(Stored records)
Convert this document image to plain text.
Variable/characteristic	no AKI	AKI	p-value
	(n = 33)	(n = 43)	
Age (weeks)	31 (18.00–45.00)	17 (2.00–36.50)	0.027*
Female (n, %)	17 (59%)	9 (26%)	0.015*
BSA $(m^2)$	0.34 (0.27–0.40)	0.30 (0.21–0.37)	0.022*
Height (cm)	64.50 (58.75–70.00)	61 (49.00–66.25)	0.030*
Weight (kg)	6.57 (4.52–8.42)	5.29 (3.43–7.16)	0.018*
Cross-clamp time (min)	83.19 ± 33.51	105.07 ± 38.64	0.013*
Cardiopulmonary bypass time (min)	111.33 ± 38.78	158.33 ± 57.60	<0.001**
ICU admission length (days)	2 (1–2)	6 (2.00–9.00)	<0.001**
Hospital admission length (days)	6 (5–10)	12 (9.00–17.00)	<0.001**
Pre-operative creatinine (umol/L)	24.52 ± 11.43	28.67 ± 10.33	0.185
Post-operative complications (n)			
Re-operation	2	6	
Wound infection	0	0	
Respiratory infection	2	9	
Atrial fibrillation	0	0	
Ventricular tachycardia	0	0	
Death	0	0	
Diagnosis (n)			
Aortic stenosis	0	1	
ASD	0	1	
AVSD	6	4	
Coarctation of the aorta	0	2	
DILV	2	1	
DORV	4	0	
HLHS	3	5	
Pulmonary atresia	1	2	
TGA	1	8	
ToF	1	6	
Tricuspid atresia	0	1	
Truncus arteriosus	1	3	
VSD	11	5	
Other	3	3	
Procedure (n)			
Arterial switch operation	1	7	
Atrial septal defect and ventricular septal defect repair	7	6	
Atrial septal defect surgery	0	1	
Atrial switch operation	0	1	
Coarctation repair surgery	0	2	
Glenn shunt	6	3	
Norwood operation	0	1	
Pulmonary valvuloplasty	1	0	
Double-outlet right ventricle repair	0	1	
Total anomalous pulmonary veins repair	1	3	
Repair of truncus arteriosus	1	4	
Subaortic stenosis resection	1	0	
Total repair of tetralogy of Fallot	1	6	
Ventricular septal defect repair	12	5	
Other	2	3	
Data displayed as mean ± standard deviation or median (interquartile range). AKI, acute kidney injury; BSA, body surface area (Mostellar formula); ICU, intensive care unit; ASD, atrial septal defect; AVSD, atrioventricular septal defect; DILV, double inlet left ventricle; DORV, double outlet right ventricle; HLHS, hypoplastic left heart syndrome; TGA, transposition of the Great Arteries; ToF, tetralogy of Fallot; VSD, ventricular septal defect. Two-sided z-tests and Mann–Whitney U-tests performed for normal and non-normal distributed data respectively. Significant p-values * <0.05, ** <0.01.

==

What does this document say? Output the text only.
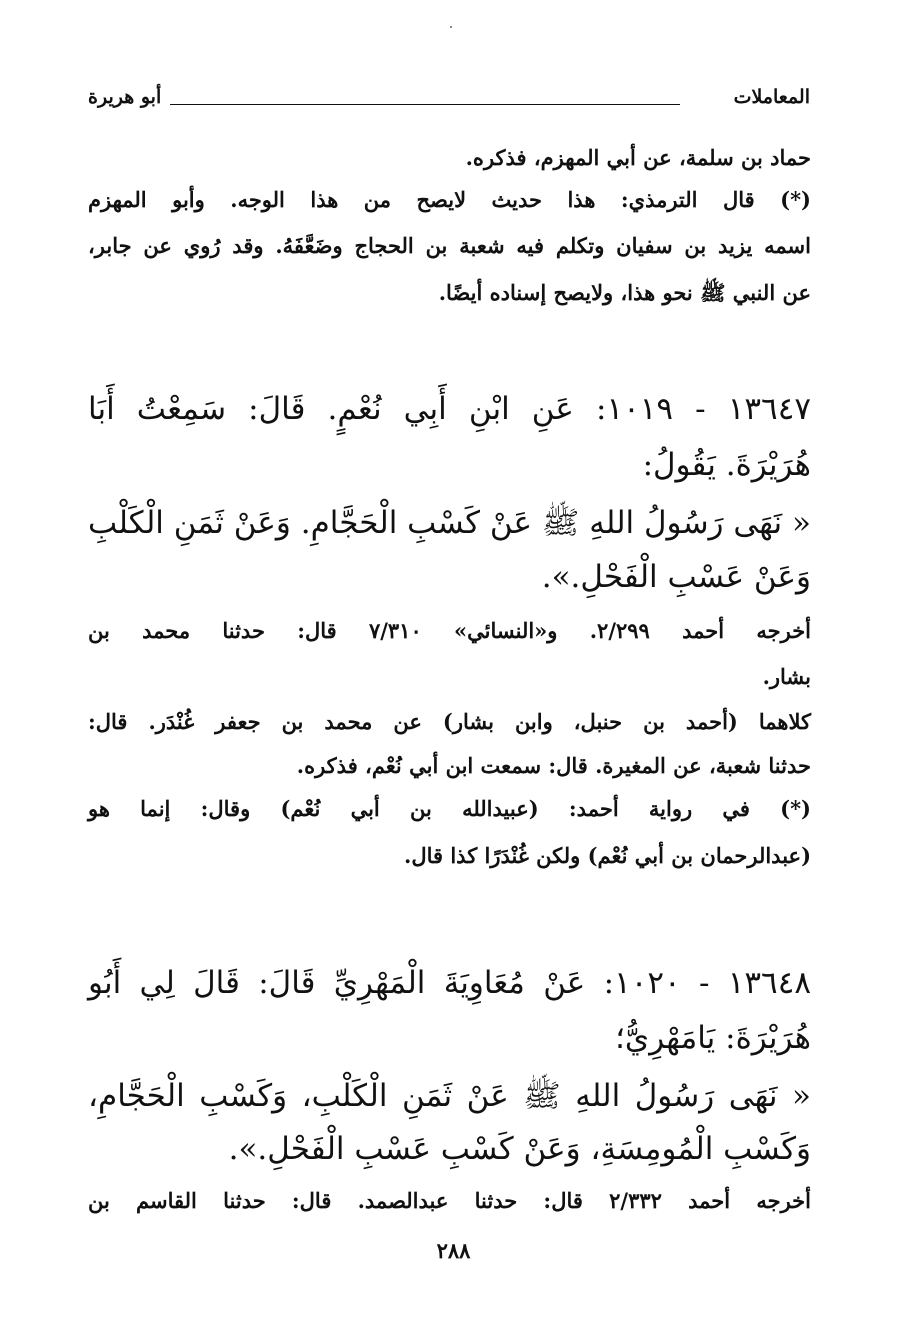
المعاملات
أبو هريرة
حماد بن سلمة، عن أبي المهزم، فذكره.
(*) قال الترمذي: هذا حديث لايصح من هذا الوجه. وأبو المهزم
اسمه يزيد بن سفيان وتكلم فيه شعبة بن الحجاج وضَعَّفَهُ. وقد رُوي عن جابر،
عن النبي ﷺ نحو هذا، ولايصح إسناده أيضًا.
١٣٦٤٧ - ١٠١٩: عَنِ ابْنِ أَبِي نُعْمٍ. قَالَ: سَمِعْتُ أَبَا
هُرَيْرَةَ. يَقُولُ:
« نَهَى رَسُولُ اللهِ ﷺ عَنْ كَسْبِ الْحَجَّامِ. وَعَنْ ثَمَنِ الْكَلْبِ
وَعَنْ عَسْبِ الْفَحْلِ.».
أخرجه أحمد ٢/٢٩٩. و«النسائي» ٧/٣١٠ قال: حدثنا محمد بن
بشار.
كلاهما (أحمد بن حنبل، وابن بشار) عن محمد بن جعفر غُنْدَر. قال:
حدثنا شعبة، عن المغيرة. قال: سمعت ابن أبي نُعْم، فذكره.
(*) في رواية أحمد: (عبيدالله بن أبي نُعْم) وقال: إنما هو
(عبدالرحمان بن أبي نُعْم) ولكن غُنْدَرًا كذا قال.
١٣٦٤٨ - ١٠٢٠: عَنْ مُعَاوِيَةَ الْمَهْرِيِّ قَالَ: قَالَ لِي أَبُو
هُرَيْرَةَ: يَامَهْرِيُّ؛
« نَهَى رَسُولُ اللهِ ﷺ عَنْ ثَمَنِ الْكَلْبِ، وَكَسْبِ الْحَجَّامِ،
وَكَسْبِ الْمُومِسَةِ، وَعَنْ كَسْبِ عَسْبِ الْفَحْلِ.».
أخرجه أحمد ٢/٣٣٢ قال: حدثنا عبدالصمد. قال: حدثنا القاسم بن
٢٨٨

-- WRITTEN PROBLEM --
Check each line of the records for the word "admission" and extract those that contain it.

-- ANSWER BELOW --
ICU admission length (days)	2 (1–2)	6 (2.00–9.00)	<0.001**
Hospital admission length (days)	6 (5–10)	12 (9.00–17.00)	<0.001**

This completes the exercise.